Set problem – Your task is to print the material below exactly as presented.

※ ※ ※

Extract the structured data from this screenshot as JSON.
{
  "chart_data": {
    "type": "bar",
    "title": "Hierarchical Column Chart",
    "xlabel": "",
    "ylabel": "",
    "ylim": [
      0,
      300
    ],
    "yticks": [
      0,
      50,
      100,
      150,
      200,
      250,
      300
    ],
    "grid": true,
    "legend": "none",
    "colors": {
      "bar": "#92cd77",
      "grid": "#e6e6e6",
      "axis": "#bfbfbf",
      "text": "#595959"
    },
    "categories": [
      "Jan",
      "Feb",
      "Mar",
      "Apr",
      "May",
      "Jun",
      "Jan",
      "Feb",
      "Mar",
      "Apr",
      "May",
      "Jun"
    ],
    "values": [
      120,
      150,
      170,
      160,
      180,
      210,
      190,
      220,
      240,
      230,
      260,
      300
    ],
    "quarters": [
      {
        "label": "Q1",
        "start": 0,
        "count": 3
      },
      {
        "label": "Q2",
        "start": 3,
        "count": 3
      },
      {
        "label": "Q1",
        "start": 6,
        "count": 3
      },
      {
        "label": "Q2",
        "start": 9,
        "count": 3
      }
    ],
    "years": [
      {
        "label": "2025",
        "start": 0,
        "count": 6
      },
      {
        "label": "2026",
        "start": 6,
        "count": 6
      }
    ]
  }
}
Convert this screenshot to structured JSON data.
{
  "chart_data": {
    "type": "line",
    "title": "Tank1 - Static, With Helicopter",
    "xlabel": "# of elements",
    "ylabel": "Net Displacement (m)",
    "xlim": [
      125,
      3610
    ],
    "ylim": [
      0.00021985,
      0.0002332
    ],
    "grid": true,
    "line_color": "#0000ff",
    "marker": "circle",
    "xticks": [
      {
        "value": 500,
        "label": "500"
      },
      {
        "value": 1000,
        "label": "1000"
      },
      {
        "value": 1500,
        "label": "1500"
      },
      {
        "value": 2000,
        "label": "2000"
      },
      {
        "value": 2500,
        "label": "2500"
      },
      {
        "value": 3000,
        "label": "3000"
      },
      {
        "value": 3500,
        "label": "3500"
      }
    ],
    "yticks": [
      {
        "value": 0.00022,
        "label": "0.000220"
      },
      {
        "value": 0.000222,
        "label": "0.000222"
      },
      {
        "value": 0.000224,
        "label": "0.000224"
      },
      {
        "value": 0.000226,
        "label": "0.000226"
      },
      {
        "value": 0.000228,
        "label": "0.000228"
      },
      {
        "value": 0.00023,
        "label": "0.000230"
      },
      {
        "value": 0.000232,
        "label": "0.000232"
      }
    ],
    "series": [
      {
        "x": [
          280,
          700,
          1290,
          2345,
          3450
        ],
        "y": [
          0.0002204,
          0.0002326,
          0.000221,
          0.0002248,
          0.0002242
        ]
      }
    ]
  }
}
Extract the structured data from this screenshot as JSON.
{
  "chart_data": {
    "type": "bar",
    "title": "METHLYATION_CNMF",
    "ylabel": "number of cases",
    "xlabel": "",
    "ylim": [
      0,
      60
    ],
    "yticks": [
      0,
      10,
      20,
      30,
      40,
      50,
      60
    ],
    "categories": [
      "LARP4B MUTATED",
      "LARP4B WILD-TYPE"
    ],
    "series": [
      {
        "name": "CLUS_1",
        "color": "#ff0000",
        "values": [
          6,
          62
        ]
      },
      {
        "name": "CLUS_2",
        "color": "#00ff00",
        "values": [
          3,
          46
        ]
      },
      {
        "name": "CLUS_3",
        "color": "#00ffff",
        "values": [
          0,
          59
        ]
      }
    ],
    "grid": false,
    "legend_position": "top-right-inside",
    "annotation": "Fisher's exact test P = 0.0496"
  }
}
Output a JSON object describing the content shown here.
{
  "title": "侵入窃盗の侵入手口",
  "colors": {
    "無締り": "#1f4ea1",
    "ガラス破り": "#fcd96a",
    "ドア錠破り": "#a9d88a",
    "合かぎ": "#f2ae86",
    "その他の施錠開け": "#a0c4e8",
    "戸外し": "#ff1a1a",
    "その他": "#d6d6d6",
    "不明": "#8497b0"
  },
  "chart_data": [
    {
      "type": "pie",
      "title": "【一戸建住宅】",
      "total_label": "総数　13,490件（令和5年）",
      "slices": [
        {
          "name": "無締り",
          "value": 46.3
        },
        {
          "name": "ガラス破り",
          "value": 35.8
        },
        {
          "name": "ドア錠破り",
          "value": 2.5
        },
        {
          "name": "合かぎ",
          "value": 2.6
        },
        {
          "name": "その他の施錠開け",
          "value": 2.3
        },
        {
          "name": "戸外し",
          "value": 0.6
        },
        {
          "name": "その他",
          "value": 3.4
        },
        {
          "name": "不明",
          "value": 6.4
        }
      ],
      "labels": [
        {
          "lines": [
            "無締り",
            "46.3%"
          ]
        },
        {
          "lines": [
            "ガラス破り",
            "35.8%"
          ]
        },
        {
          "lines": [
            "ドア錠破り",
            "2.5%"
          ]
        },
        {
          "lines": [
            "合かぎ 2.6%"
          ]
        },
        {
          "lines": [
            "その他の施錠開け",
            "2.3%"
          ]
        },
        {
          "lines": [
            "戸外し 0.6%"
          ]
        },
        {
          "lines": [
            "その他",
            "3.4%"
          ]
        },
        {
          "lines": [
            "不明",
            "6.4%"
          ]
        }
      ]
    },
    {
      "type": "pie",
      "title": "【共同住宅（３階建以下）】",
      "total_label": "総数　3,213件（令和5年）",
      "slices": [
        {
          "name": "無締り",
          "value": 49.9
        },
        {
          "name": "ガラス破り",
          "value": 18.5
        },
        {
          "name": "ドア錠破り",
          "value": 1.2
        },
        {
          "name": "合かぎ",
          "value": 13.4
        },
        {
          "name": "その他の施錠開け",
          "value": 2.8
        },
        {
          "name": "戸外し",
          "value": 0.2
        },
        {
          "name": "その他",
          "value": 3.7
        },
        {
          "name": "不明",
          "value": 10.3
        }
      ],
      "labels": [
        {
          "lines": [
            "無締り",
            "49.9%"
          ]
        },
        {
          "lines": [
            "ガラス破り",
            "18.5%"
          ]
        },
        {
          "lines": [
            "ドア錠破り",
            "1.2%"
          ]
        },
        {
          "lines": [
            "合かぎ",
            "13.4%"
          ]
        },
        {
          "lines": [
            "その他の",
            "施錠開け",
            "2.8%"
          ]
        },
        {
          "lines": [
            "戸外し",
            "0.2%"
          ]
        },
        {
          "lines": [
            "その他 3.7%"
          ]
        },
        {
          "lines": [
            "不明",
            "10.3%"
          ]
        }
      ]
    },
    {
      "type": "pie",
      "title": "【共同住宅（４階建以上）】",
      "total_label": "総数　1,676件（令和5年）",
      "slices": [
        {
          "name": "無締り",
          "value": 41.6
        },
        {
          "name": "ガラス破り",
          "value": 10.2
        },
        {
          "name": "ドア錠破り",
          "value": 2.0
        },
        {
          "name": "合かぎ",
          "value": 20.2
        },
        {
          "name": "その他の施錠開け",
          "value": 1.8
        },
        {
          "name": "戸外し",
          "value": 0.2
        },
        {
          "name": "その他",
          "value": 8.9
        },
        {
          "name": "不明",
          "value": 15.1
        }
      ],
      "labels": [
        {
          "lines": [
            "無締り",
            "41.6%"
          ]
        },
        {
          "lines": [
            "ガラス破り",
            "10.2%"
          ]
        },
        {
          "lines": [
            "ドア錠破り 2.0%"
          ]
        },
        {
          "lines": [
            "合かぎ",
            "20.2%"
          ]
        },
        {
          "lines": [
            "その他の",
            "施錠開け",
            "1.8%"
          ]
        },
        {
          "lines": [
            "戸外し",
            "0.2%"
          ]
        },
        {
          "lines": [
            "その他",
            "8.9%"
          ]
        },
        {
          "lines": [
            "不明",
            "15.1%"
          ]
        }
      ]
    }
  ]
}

※ ※ ※

Task output –
Extract the structured data from this screenshot as JSON.
{
  "chart_data": {
    "type": "bar",
    "title": "Hierarchical Column Chart",
    "xlabel": "",
    "ylabel": "",
    "ylim": [
      0,
      300
    ],
    "yticks": [
      0,
      50,
      100,
      150,
      200,
      250,
      300
    ],
    "grid": true,
    "legend": "none",
    "colors": {
      "bar": "#92cd77",
      "grid": "#e6e6e6",
      "axis": "#bfbfbf",
      "text": "#595959"
    },
    "categories": [
      "Jan",
      "Feb",
      "Mar",
      "Apr",
      "May",
      "Jun",
      "Jan",
      "Feb",
      "Mar",
      "Apr",
      "May",
      "Jun"
    ],
    "values": [
      120,
      150,
      170,
      160,
      180,
      210,
      190,
      220,
      240,
      230,
      260,
      300
    ],
    "quarters": [
      {
        "label": "Q1",
        "start": 0,
        "count": 3
      },
      {
        "label": "Q2",
        "start": 3,
        "count": 3
      },
      {
        "label": "Q1",
        "start": 6,
        "count": 3
      },
      {
        "label": "Q2",
        "start": 9,
        "count": 3
      }
    ],
    "years": [
      {
        "label": "2025",
        "start": 0,
        "count": 6
      },
      {
        "label": "2026",
        "start": 6,
        "count": 6
      }
    ]
  }
}
Convert this screenshot to structured JSON data.
{
  "chart_data": {
    "type": "line",
    "title": "Tank1 - Static, With Helicopter",
    "xlabel": "# of elements",
    "ylabel": "Net Displacement (m)",
    "xlim": [
      125,
      3610
    ],
    "ylim": [
      0.00021985,
      0.0002332
    ],
    "grid": true,
    "line_color": "#0000ff",
    "marker": "circle",
    "xticks": [
      {
        "value": 500,
        "label": "500"
      },
      {
        "value": 1000,
        "label": "1000"
      },
      {
        "value": 1500,
        "label": "1500"
      },
      {
        "value": 2000,
        "label": "2000"
      },
      {
        "value": 2500,
        "label": "2500"
      },
      {
        "value": 3000,
        "label": "3000"
      },
      {
        "value": 3500,
        "label": "3500"
      }
    ],
    "yticks": [
      {
        "value": 0.00022,
        "label": "0.000220"
      },
      {
        "value": 0.000222,
        "label": "0.000222"
      },
      {
        "value": 0.000224,
        "label": "0.000224"
      },
      {
        "value": 0.000226,
        "label": "0.000226"
      },
      {
        "value": 0.000228,
        "label": "0.000228"
      },
      {
        "value": 0.00023,
        "label": "0.000230"
      },
      {
        "value": 0.000232,
        "label": "0.000232"
      }
    ],
    "series": [
      {
        "x": [
          280,
          700,
          1290,
          2345,
          3450
        ],
        "y": [
          0.0002204,
          0.0002326,
          0.000221,
          0.0002248,
          0.0002242
        ]
      }
    ]
  }
}
Extract the structured data from this screenshot as JSON.
{
  "chart_data": {
    "type": "bar",
    "title": "METHLYATION_CNMF",
    "ylabel": "number of cases",
    "xlabel": "",
    "ylim": [
      0,
      60
    ],
    "yticks": [
      0,
      10,
      20,
      30,
      40,
      50,
      60
    ],
    "categories": [
      "LARP4B MUTATED",
      "LARP4B WILD-TYPE"
    ],
    "series": [
      {
        "name": "CLUS_1",
        "color": "#ff0000",
        "values": [
          6,
          62
        ]
      },
      {
        "name": "CLUS_2",
        "color": "#00ff00",
        "values": [
          3,
          46
        ]
      },
      {
        "name": "CLUS_3",
        "color": "#00ffff",
        "values": [
          0,
          59
        ]
      }
    ],
    "grid": false,
    "legend_position": "top-right-inside",
    "annotation": "Fisher's exact test P = 0.0496"
  }
}
Output a JSON object describing the content shown here.
{
  "title": "侵入窃盗の侵入手口",
  "colors": {
    "無締り": "#1f4ea1",
    "ガラス破り": "#fcd96a",
    "ドア錠破り": "#a9d88a",
    "合かぎ": "#f2ae86",
    "その他の施錠開け": "#a0c4e8",
    "戸外し": "#ff1a1a",
    "その他": "#d6d6d6",
    "不明": "#8497b0"
  },
  "chart_data": [
    {
      "type": "pie",
      "title": "【一戸建住宅】",
      "total_label": "総数　13,490件（令和5年）",
      "slices": [
        {
          "name": "無締り",
          "value": 46.3
        },
        {
          "name": "ガラス破り",
          "value": 35.8
        },
        {
          "name": "ドア錠破り",
          "value": 2.5
        },
        {
          "name": "合かぎ",
          "value": 2.6
        },
        {
          "name": "その他の施錠開け",
          "value": 2.3
        },
        {
          "name": "戸外し",
          "value": 0.6
        },
        {
          "name": "その他",
          "value": 3.4
        },
        {
          "name": "不明",
          "value": 6.4
        }
      ],
      "labels": [
        {
          "lines": [
            "無締り",
            "46.3%"
          ]
        },
        {
          "lines": [
            "ガラス破り",
            "35.8%"
          ]
        },
        {
          "lines": [
            "ドア錠破り",
            "2.5%"
          ]
        },
        {
          "lines": [
            "合かぎ 2.6%"
          ]
        },
        {
          "lines": [
            "その他の施錠開け",
            "2.3%"
          ]
        },
        {
          "lines": [
            "戸外し 0.6%"
          ]
        },
        {
          "lines": [
            "その他",
            "3.4%"
          ]
        },
        {
          "lines": [
            "不明",
            "6.4%"
          ]
        }
      ]
    },
    {
      "type": "pie",
      "title": "【共同住宅（３階建以下）】",
      "total_label": "総数　3,213件（令和5年）",
      "slices": [
        {
          "name": "無締り",
          "value": 49.9
        },
        {
          "name": "ガラス破り",
          "value": 18.5
        },
        {
          "name": "ドア錠破り",
          "value": 1.2
        },
        {
          "name": "合かぎ",
          "value": 13.4
        },
        {
          "name": "その他の施錠開け",
          "value": 2.8
        },
        {
          "name": "戸外し",
          "value": 0.2
        },
        {
          "name": "その他",
          "value": 3.7
        },
        {
          "name": "不明",
          "value": 10.3
        }
      ],
      "labels": [
        {
          "lines": [
            "無締り",
            "49.9%"
          ]
        },
        {
          "lines": [
            "ガラス破り",
            "18.5%"
          ]
        },
        {
          "lines": [
            "ドア錠破り",
            "1.2%"
          ]
        },
        {
          "lines": [
            "合かぎ",
            "13.4%"
          ]
        },
        {
          "lines": [
            "その他の",
            "施錠開け",
            "2.8%"
          ]
        },
        {
          "lines": [
            "戸外し",
            "0.2%"
          ]
        },
        {
          "lines": [
            "その他 3.7%"
          ]
        },
        {
          "lines": [
            "不明",
            "10.3%"
          ]
        }
      ]
    },
    {
      "type": "pie",
      "title": "【共同住宅（４階建以上）】",
      "total_label": "総数　1,676件（令和5年）",
      "slices": [
        {
          "name": "無締り",
          "value": 41.6
        },
        {
          "name": "ガラス破り",
          "value": 10.2
        },
        {
          "name": "ドア錠破り",
          "value": 2.0
        },
        {
          "name": "合かぎ",
          "value": 20.2
        },
        {
          "name": "その他の施錠開け",
          "value": 1.8
        },
        {
          "name": "戸外し",
          "value": 0.2
        },
        {
          "name": "その他",
          "value": 8.9
        },
        {
          "name": "不明",
          "value": 15.1
        }
      ],
      "labels": [
        {
          "lines": [
            "無締り",
            "41.6%"
          ]
        },
        {
          "lines": [
            "ガラス破り",
            "10.2%"
          ]
        },
        {
          "lines": [
            "ドア錠破り 2.0%"
          ]
        },
        {
          "lines": [
            "合かぎ",
            "20.2%"
          ]
        },
        {
          "lines": [
            "その他の",
            "施錠開け",
            "1.8%"
          ]
        },
        {
          "lines": [
            "戸外し",
            "0.2%"
          ]
        },
        {
          "lines": [
            "その他",
            "8.9%"
          ]
        },
        {
          "lines": [
            "不明",
            "15.1%"
          ]
        }
      ]
    }
  ]
}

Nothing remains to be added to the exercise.